[Collected data]

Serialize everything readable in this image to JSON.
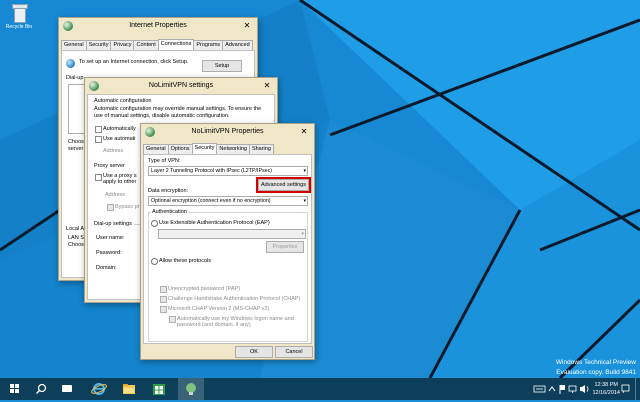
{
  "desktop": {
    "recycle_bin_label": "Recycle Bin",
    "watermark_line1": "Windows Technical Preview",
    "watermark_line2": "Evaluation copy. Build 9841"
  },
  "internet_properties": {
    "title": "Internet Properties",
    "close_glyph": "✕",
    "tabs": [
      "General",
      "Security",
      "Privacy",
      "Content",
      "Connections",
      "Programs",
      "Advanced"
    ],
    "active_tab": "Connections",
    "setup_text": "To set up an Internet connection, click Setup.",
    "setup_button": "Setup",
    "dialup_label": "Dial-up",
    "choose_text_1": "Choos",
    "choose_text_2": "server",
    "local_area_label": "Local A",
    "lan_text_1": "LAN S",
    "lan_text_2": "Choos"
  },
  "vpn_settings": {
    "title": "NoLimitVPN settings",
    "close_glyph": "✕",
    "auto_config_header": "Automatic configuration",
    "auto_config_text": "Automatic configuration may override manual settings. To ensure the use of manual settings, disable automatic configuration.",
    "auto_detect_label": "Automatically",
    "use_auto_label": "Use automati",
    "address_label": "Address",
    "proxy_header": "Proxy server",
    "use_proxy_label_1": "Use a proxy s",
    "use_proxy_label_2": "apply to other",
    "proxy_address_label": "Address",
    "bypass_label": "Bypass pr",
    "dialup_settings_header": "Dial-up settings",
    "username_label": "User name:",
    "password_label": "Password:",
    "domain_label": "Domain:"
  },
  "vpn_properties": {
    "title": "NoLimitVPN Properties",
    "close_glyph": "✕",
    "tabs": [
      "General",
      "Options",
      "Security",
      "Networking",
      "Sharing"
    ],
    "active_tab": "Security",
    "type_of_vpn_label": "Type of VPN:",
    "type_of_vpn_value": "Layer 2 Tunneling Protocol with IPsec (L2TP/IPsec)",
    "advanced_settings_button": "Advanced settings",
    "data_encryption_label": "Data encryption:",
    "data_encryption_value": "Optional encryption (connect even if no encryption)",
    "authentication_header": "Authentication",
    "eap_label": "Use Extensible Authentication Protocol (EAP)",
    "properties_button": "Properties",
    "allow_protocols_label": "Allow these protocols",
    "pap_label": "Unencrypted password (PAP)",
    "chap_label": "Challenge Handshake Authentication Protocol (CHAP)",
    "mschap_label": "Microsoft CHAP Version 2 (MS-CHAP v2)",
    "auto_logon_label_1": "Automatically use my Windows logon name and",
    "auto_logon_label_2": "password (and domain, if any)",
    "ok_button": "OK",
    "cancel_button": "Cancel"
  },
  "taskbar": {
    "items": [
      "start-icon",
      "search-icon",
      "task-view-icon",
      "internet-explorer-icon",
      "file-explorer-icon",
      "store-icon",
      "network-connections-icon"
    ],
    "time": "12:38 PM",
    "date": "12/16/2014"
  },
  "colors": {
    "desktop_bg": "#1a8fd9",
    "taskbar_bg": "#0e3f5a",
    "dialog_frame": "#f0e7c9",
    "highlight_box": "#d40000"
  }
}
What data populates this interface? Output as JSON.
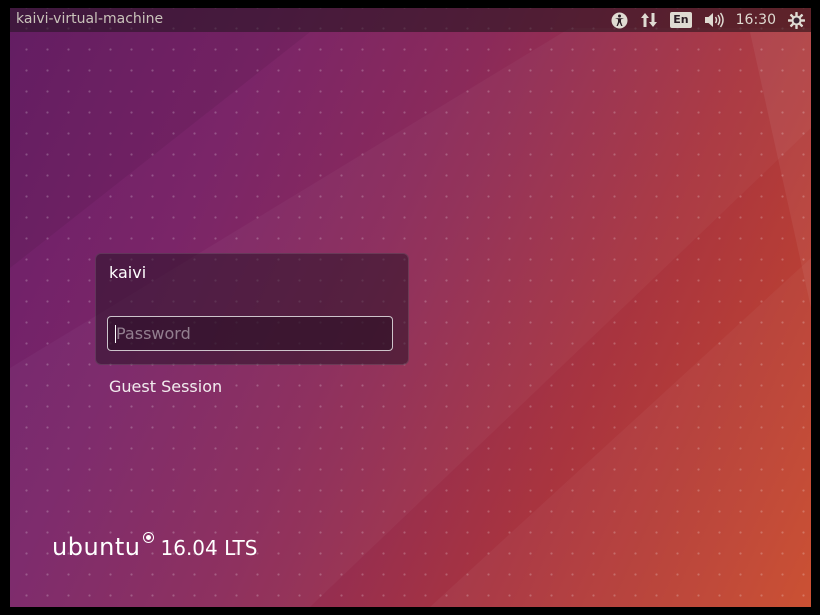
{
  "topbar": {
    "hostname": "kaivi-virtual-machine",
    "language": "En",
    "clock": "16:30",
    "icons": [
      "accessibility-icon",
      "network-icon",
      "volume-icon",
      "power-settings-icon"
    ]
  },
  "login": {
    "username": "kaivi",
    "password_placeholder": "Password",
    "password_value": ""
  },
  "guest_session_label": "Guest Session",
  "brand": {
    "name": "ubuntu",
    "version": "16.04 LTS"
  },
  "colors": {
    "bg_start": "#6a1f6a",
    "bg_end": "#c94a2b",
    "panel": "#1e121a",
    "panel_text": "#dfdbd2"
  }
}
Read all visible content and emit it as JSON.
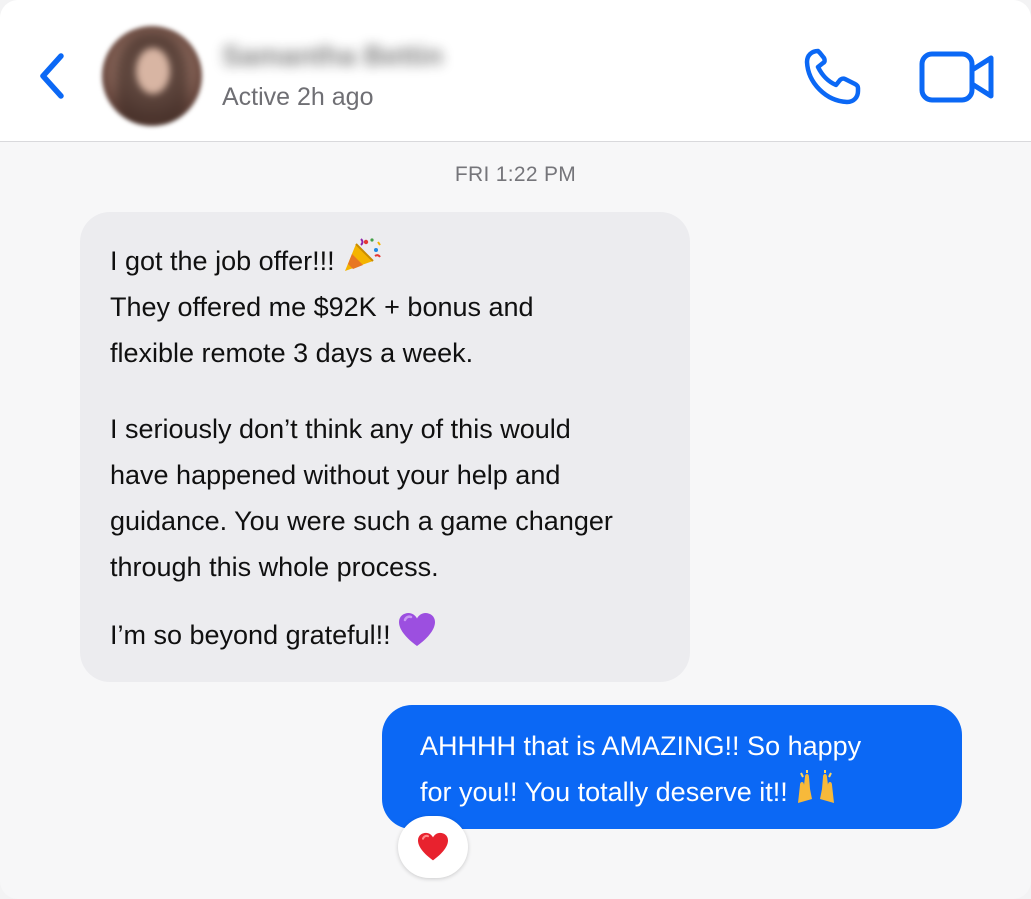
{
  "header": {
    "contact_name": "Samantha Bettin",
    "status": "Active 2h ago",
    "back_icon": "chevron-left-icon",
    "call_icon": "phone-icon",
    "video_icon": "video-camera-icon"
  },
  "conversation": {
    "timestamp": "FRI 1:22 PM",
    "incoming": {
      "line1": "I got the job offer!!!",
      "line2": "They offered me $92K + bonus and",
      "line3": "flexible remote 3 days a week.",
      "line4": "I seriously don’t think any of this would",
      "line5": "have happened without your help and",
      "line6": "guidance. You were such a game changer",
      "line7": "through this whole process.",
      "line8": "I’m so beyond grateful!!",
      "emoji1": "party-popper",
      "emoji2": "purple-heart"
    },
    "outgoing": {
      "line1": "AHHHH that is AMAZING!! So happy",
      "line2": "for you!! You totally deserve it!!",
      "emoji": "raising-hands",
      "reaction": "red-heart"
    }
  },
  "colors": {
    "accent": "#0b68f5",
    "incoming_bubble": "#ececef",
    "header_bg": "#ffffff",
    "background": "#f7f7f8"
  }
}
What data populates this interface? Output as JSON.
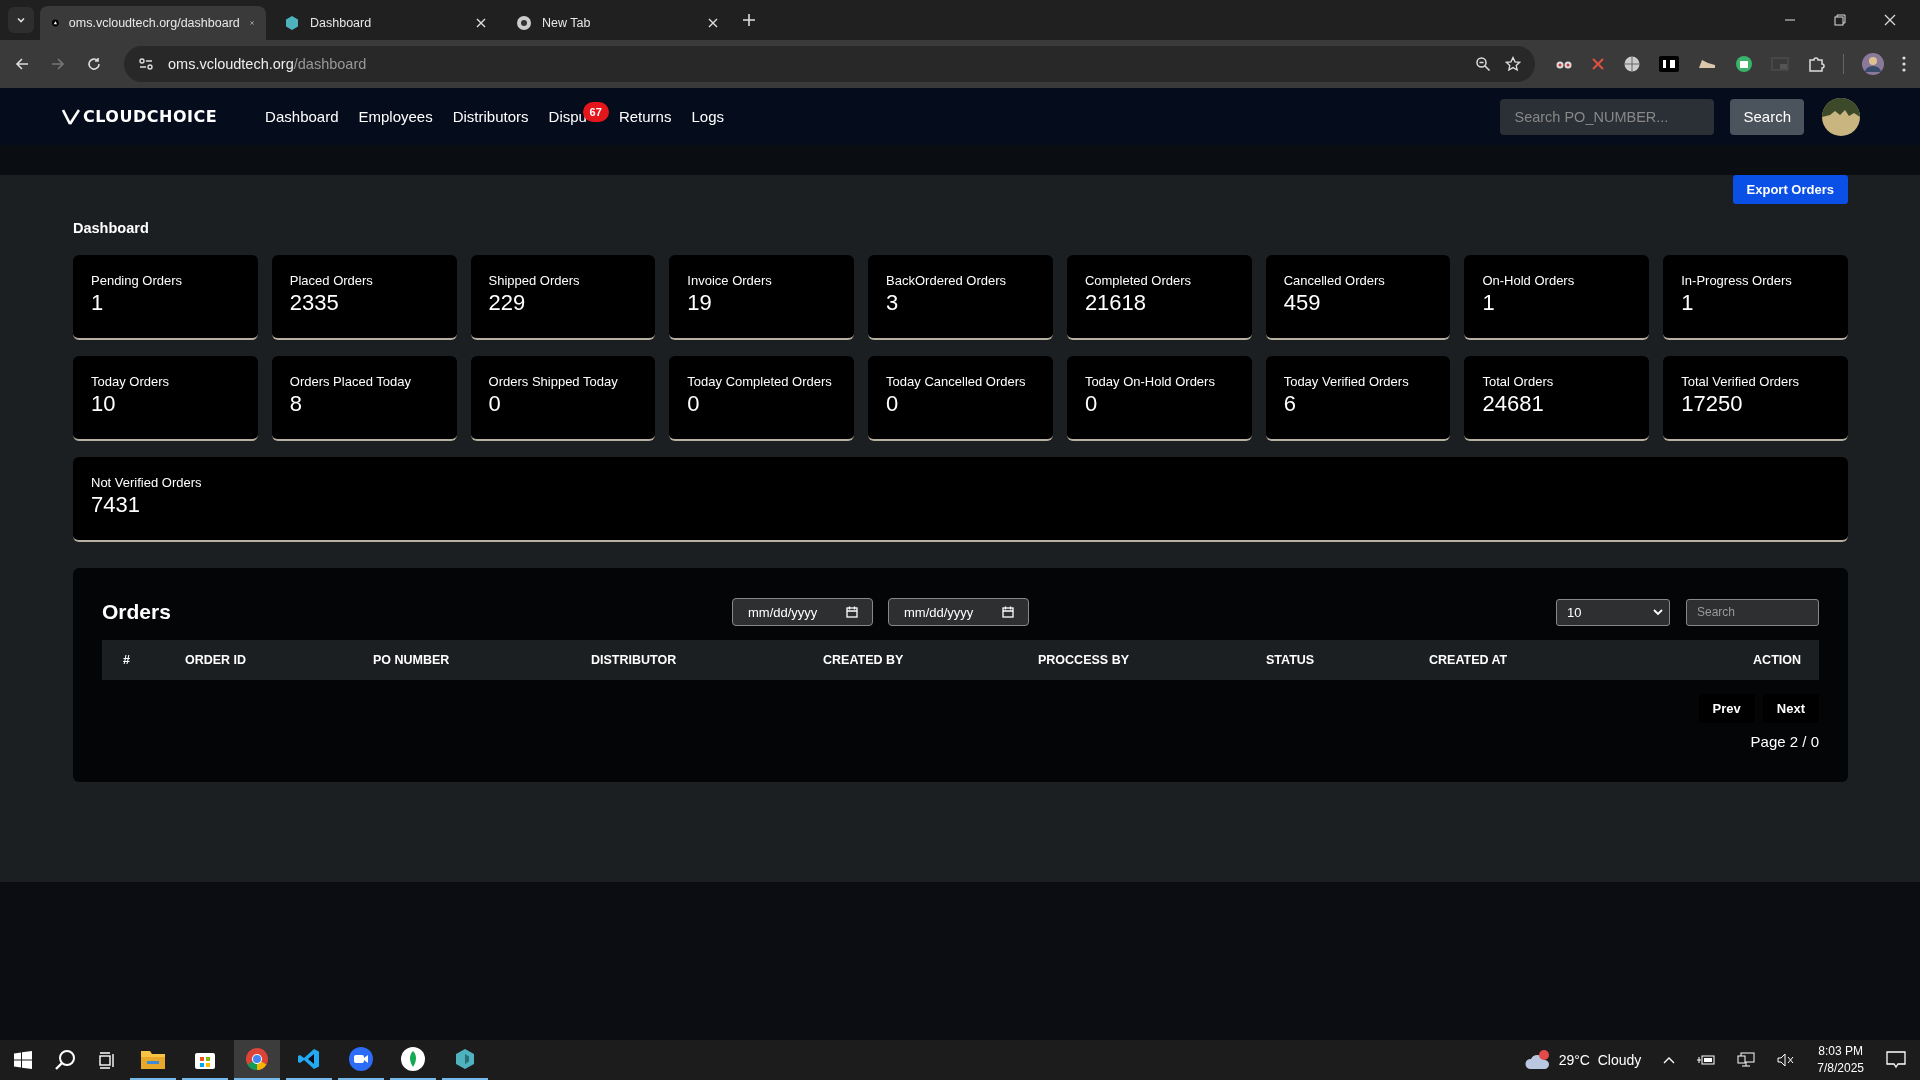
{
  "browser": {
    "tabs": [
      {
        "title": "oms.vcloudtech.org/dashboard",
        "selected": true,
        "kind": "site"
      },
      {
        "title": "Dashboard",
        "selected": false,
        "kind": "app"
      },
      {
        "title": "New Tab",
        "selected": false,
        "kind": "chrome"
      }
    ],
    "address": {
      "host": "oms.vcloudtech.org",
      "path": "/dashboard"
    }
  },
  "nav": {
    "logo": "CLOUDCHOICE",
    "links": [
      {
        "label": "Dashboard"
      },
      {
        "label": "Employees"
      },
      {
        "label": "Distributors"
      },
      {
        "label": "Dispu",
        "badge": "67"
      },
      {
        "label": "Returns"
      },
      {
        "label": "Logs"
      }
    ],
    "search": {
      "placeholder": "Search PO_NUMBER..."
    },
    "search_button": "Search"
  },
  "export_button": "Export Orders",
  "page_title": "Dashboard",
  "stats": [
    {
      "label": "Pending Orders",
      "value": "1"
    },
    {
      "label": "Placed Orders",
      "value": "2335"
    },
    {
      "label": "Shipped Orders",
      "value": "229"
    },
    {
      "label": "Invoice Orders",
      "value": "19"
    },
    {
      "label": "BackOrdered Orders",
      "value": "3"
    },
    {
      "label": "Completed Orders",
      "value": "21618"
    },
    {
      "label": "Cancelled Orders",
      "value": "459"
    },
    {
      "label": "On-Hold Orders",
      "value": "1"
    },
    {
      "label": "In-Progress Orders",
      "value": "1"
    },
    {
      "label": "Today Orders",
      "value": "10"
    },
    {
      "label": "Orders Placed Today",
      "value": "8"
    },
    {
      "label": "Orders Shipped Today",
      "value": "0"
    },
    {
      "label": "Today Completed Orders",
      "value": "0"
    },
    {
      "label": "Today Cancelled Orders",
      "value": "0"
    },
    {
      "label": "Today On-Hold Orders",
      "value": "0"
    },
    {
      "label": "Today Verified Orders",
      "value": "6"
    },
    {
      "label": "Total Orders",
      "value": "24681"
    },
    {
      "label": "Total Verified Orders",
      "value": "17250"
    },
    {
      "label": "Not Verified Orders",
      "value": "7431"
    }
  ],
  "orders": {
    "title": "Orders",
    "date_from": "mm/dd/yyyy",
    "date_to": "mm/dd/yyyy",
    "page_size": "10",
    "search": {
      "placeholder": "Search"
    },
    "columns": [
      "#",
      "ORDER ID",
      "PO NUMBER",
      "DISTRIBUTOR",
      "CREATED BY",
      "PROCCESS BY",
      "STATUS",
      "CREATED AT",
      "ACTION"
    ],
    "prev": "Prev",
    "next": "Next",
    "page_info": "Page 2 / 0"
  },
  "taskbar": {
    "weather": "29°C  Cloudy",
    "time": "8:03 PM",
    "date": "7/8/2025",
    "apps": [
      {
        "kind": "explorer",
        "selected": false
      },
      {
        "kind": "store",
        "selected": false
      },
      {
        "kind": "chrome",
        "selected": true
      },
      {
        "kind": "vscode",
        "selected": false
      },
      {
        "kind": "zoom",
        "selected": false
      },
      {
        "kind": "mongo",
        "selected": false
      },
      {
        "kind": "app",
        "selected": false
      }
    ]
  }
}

> [Written task]
Make a copy of each line that contains the string "Verified".

> [Response to the task]
      "label": "Today Verified Orders",
      "label": "Total Verified Orders",
      "label": "Not Verified Orders",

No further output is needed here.